→ Problem requirements: Quote the entries in full, character for character, without their images.

→ Available records:
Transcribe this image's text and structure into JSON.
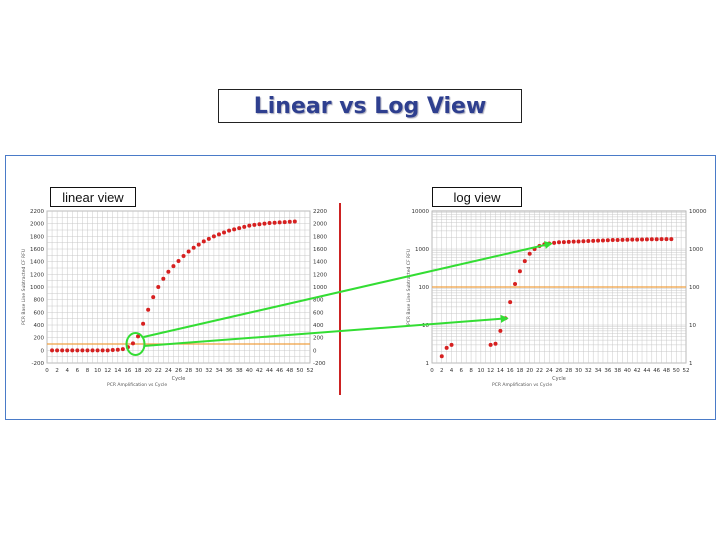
{
  "title": "Linear vs Log View",
  "tags": {
    "linear": "linear view",
    "log": "log view"
  },
  "colors": {
    "curve": "#d62020",
    "threshold": "#f0a040",
    "arrow": "#33dd33",
    "grid": "#c8c8c8",
    "title": "#2e3f8f",
    "frame": "#4a7bc8",
    "divider": "#cc2222"
  },
  "chart_data": [
    {
      "type": "scatter",
      "title": "linear view",
      "xlabel": "Cycle",
      "ylabel": "PCR Base Line Subtracted CF RFU",
      "caption": "PCR Amplification vs Cycle",
      "x_ticks": [
        0,
        2,
        4,
        6,
        8,
        10,
        12,
        14,
        16,
        18,
        20,
        22,
        24,
        26,
        28,
        30,
        32,
        34,
        36,
        38,
        40,
        42,
        44,
        46,
        48,
        50,
        52
      ],
      "y_ticks": [
        -200,
        0,
        200,
        400,
        600,
        800,
        1000,
        1200,
        1400,
        1600,
        1800,
        2000,
        2200
      ],
      "xlim": [
        0,
        52
      ],
      "ylim": [
        -200,
        2200
      ],
      "threshold": 100,
      "x": [
        1,
        2,
        3,
        4,
        5,
        6,
        7,
        8,
        9,
        10,
        11,
        12,
        13,
        14,
        15,
        16,
        17,
        18,
        19,
        20,
        21,
        22,
        23,
        24,
        25,
        26,
        27,
        28,
        29,
        30,
        31,
        32,
        33,
        34,
        35,
        36,
        37,
        38,
        39,
        40,
        41,
        42,
        43,
        44,
        45,
        46,
        47,
        48,
        49
      ],
      "y": [
        0,
        0,
        0,
        0,
        0,
        0,
        0,
        0,
        0,
        0,
        0,
        0,
        5,
        10,
        20,
        50,
        110,
        220,
        420,
        640,
        840,
        1000,
        1130,
        1240,
        1330,
        1410,
        1490,
        1560,
        1620,
        1670,
        1720,
        1760,
        1800,
        1830,
        1860,
        1890,
        1910,
        1930,
        1950,
        1970,
        1980,
        1990,
        2000,
        2010,
        2015,
        2020,
        2025,
        2030,
        2035
      ]
    },
    {
      "type": "scatter",
      "title": "log view",
      "xlabel": "Cycle",
      "ylabel": "PCR Base Line Subtracted CF RFU",
      "caption": "PCR Amplification vs Cycle",
      "log_scale_y": true,
      "x_ticks": [
        0,
        2,
        4,
        6,
        8,
        10,
        12,
        14,
        16,
        18,
        20,
        22,
        24,
        26,
        28,
        30,
        32,
        34,
        36,
        38,
        40,
        42,
        44,
        46,
        48,
        50,
        52
      ],
      "y_ticks": [
        1,
        10,
        100,
        1000,
        10000
      ],
      "xlim": [
        0,
        52
      ],
      "ylim": [
        1,
        10000
      ],
      "threshold": 100,
      "x": [
        2,
        3,
        4,
        12,
        13,
        14,
        15,
        16,
        17,
        18,
        19,
        20,
        21,
        22,
        23,
        24,
        25,
        26,
        27,
        28,
        29,
        30,
        31,
        32,
        33,
        34,
        35,
        36,
        37,
        38,
        39,
        40,
        41,
        42,
        43,
        44,
        45,
        46,
        47,
        48,
        49
      ],
      "y": [
        1.5,
        2.5,
        3,
        3,
        3.2,
        7,
        15,
        40,
        120,
        260,
        480,
        750,
        1000,
        1200,
        1320,
        1400,
        1450,
        1500,
        1520,
        1540,
        1560,
        1580,
        1600,
        1620,
        1640,
        1660,
        1680,
        1700,
        1720,
        1730,
        1740,
        1750,
        1760,
        1770,
        1780,
        1790,
        1800,
        1810,
        1815,
        1820,
        1825
      ]
    }
  ]
}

→ Exercise response:
Transcribe this image's text and structure into JSON.
{
  "title": "Linear vs Log View",
  "tags": {
    "linear": "linear view",
    "log": "log view"
  },
  "colors": {
    "curve": "#d62020",
    "threshold": "#f0a040",
    "arrow": "#33dd33",
    "grid": "#c8c8c8",
    "title": "#2e3f8f",
    "frame": "#4a7bc8",
    "divider": "#cc2222"
  },
  "chart_data": [
    {
      "type": "scatter",
      "title": "linear view",
      "xlabel": "Cycle",
      "ylabel": "PCR Base Line Subtracted CF RFU",
      "caption": "PCR Amplification vs Cycle",
      "x_ticks": [
        0,
        2,
        4,
        6,
        8,
        10,
        12,
        14,
        16,
        18,
        20,
        22,
        24,
        26,
        28,
        30,
        32,
        34,
        36,
        38,
        40,
        42,
        44,
        46,
        48,
        50,
        52
      ],
      "y_ticks": [
        -200,
        0,
        200,
        400,
        600,
        800,
        1000,
        1200,
        1400,
        1600,
        1800,
        2000,
        2200
      ],
      "xlim": [
        0,
        52
      ],
      "ylim": [
        -200,
        2200
      ],
      "threshold": 100,
      "x": [
        1,
        2,
        3,
        4,
        5,
        6,
        7,
        8,
        9,
        10,
        11,
        12,
        13,
        14,
        15,
        16,
        17,
        18,
        19,
        20,
        21,
        22,
        23,
        24,
        25,
        26,
        27,
        28,
        29,
        30,
        31,
        32,
        33,
        34,
        35,
        36,
        37,
        38,
        39,
        40,
        41,
        42,
        43,
        44,
        45,
        46,
        47,
        48,
        49
      ],
      "y": [
        0,
        0,
        0,
        0,
        0,
        0,
        0,
        0,
        0,
        0,
        0,
        0,
        5,
        10,
        20,
        50,
        110,
        220,
        420,
        640,
        840,
        1000,
        1130,
        1240,
        1330,
        1410,
        1490,
        1560,
        1620,
        1670,
        1720,
        1760,
        1800,
        1830,
        1860,
        1890,
        1910,
        1930,
        1950,
        1970,
        1980,
        1990,
        2000,
        2010,
        2015,
        2020,
        2025,
        2030,
        2035
      ]
    },
    {
      "type": "scatter",
      "title": "log view",
      "xlabel": "Cycle",
      "ylabel": "PCR Base Line Subtracted CF RFU",
      "caption": "PCR Amplification vs Cycle",
      "log_scale_y": true,
      "x_ticks": [
        0,
        2,
        4,
        6,
        8,
        10,
        12,
        14,
        16,
        18,
        20,
        22,
        24,
        26,
        28,
        30,
        32,
        34,
        36,
        38,
        40,
        42,
        44,
        46,
        48,
        50,
        52
      ],
      "y_ticks": [
        1,
        10,
        100,
        1000,
        10000
      ],
      "xlim": [
        0,
        52
      ],
      "ylim": [
        1,
        10000
      ],
      "threshold": 100,
      "x": [
        2,
        3,
        4,
        12,
        13,
        14,
        15,
        16,
        17,
        18,
        19,
        20,
        21,
        22,
        23,
        24,
        25,
        26,
        27,
        28,
        29,
        30,
        31,
        32,
        33,
        34,
        35,
        36,
        37,
        38,
        39,
        40,
        41,
        42,
        43,
        44,
        45,
        46,
        47,
        48,
        49
      ],
      "y": [
        1.5,
        2.5,
        3,
        3,
        3.2,
        7,
        15,
        40,
        120,
        260,
        480,
        750,
        1000,
        1200,
        1320,
        1400,
        1450,
        1500,
        1520,
        1540,
        1560,
        1580,
        1600,
        1620,
        1640,
        1660,
        1680,
        1700,
        1720,
        1730,
        1740,
        1750,
        1760,
        1770,
        1780,
        1790,
        1800,
        1810,
        1815,
        1820,
        1825
      ]
    }
  ]
}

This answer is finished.